CONSIGNA 1 => Cita textualmente el pasaje del texto sobre el machismo en Venezuela que va desde "Se lo pregunté" hasta "suelta una carcajada.", ambos incluidos.
CONSIGNA 2 => Escribe lo que sigue en el texto sobre el machismo en Venezuela a partir de su última oración.

BLOQUE DE TEXTO =>

________________________________________

Recordé esa conversación por años, sobre todo a medida que crecí en un país especialmente machista y en una cultura que no ve con buenos ojos los intentos de cualquier mujer de dialogar acerca de sus derechos. Con el correr del tiempo, llegué a entender de manera mucho más profunda lo que tía había intentado decirme, pero, sobre todo, el alcance de esa percepción sobre el poder de la imagen de la mujer que evoluciona y sus implicaciones. Claro está, vivo en una sociedad donde la mujer tiene pocas opciones de realización y que se hicieron mucho más restringidas a medida que la crisis económica y política se hizo más violenta. En más de una oportunidad, me pregunté cómo sería para las mujeres cuya posibilidad de éxito radicaba en el trabajo doméstico o la maternidad, encontrar una revista que te animara a salir del ambiente de la casa para probar opciones. Una idea que me intrigó por toda su complejidad.
Se lo pregunté a la madre de una de mis amigas, que ronda la quinta década de vida y que también, era asidua lectora de revistas. Mi amiga siempre me habló de su madre en términos un poco humorísticos, con su carácter firme y su extraño sentido del humor, pero en realidad se trata de una mujer que, a su modo y a su forma, batalló contra el machismo en Venezuela de una forma muy sutil pero firme. Cuando hablamos, me comenta de entrada que, para ella, el trabajo es una forma de identidad. Lo hace con cierto desparpajo, una provocación que no sé muy bien que desea expresar. Nos encontramos en su oficina pulcra y muy pequeña, con las paredes repletas de fotografías y un cierto aire amable que casi resulta hogareño. Pero también está sola. Cuando le preguntó por qué, suelta una carcajada.

________________________________________

(Datos guardados)
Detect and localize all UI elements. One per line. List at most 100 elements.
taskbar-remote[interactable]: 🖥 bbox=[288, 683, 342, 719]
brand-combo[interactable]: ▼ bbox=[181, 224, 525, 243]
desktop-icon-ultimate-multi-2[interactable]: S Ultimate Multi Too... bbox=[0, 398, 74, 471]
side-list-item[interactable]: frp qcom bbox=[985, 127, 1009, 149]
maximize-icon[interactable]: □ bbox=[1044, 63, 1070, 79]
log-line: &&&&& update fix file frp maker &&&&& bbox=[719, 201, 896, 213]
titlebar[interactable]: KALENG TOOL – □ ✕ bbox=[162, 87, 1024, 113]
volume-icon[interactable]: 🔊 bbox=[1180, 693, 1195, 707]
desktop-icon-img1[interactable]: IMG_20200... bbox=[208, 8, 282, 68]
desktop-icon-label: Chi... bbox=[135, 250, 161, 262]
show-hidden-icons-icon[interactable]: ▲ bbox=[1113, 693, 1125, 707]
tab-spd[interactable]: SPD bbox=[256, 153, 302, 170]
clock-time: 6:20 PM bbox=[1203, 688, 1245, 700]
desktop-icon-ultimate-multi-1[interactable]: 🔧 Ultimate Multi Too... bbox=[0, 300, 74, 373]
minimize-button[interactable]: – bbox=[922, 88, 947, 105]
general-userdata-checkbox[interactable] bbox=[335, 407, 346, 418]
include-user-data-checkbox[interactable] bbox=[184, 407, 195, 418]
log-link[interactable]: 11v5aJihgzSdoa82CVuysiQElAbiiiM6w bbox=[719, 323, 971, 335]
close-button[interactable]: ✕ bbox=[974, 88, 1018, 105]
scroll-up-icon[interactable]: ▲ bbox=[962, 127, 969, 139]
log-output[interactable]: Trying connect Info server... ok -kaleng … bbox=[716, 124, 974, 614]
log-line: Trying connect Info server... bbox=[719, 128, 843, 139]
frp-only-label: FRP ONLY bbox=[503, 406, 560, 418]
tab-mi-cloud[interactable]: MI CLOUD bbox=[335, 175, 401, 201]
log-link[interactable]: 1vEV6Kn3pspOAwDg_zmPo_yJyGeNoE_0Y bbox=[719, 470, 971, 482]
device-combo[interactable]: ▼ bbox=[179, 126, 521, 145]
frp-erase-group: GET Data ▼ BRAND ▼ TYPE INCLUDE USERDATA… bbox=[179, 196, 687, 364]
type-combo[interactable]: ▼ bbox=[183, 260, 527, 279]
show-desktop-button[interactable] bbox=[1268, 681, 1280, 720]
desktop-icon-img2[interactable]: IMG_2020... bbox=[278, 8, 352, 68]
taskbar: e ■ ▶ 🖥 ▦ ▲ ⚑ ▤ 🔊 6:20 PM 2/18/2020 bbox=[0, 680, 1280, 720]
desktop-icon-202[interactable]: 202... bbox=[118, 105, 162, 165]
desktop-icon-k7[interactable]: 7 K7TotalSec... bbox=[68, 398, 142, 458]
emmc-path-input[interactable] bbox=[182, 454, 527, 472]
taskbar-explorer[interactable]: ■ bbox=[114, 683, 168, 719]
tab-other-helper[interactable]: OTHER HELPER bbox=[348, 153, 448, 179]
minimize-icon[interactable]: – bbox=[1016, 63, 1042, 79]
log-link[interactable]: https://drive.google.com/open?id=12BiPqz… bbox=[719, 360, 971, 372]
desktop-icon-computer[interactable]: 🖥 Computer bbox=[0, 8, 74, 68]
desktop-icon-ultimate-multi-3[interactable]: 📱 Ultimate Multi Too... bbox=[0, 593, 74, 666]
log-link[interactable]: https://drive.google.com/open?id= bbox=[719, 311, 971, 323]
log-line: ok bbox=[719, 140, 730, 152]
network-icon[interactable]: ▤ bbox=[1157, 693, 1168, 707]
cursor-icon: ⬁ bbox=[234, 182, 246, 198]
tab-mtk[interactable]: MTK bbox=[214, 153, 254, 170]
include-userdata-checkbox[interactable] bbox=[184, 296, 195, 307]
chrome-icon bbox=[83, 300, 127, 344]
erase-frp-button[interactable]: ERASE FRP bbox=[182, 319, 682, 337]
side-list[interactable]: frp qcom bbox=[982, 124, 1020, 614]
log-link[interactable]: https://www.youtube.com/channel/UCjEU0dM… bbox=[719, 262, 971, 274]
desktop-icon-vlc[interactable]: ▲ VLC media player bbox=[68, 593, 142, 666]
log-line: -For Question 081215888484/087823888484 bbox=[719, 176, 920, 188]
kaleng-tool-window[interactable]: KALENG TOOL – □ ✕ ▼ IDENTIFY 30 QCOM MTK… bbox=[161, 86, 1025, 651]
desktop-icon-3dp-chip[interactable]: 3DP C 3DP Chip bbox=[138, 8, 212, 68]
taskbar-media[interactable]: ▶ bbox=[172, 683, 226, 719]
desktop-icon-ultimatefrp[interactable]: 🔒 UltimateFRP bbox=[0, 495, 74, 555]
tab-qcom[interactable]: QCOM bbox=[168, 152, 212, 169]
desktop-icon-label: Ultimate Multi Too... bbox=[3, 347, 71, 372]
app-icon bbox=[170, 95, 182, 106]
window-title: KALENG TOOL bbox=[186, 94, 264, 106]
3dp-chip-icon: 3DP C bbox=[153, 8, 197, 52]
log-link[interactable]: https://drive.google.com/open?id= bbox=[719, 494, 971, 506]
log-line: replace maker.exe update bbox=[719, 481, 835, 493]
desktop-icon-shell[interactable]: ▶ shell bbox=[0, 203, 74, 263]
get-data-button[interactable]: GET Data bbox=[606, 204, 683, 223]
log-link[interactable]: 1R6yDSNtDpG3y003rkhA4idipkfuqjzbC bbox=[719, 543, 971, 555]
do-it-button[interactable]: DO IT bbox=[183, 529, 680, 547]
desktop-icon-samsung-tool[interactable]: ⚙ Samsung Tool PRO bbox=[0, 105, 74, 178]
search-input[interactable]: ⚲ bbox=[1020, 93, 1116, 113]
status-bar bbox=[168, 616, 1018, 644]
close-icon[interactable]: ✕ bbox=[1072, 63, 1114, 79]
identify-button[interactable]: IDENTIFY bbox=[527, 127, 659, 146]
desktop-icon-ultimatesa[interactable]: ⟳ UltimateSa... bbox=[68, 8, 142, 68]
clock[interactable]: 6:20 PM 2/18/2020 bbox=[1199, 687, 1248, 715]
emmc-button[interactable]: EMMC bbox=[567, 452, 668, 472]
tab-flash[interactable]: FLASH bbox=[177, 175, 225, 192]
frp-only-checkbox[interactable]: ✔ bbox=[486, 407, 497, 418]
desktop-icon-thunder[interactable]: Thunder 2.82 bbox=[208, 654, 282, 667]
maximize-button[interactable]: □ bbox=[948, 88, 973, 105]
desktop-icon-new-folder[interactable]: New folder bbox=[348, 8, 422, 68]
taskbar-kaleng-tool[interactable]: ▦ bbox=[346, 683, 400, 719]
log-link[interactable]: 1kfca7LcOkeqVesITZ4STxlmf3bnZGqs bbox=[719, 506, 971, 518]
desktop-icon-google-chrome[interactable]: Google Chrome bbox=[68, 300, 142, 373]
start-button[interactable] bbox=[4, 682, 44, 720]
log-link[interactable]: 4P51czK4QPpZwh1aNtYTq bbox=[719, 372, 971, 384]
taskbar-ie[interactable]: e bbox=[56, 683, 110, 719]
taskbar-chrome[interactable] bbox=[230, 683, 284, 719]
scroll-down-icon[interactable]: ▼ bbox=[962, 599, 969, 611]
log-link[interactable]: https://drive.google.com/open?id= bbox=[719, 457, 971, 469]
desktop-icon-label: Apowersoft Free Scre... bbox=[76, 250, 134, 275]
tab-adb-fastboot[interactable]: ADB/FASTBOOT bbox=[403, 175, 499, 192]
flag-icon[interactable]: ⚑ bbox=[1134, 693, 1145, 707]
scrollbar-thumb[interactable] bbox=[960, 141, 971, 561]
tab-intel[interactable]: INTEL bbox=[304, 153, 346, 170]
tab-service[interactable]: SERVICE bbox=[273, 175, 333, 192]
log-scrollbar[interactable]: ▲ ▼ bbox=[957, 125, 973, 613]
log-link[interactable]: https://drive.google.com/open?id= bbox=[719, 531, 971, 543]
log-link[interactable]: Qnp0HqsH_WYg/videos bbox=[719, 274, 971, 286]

________________________________________

RESPUESTA DEL EJERCICIO 1 =>
Se lo pregunté a la madre de una de mis amigas, que ronda la quinta década de vida y que también, era asidua lectora de revistas. Mi amiga siempre me habló de su madre en términos un poco humorísticos, con su carácter firme y su extraño sentido del humor, pero en realidad se trata de una mujer que, a su modo y a su forma, batalló contra el machismo en Venezuela de una forma muy sutil pero firme. Cuando hablamos, me comenta de entrada que, para ella, el trabajo es una forma de identidad. Lo hace con cierto desparpajo, una provocación que no sé muy bien que desea expresar. Nos encontramos en su oficina pulcra y muy pequeña, con las paredes repletas de fotografías y un cierto aire amable que casi resulta hogareño. Pero también está sola. Cuando le preguntó por qué, suelta una carcajada.

RESPUESTA DEL EJERCICIO 2 =>
- Los machos de nuestro país no están preparados ni creo que lo estén muy pronto para una mujer que piensa por sí misma, paga sus propias cuentas y hace lo que le da la gana — me dice — ¿Te parece exagerado? Pues en mi caso, lo compruebo a diario.
Es una historia que conozco hace mucho: el padre de mi amiga abandonó la familia cuando no pudo lidiar con el éxito profesional su mujer. ¿Una razón melodramática? Quizás lo sea, pero al final se trata de esa percepción casi dolorosa sobre la mujer disminuida por el estereotipo.
— Toda mujer que da la pelea a la imagen que se espera de ella, toda, es una sobreviviente. Y eso soy yo también.
— Y eso te lo enseñaron las revistas — le pregunto entre risas.
— Pienso que asumir que podía ser la mujer que imaginaba, fue mi primer gran triunfo.En mi época, el machismo era una especie de mal necesario. Aprendí a luchar contra ese machismo que nadie ve todos los días.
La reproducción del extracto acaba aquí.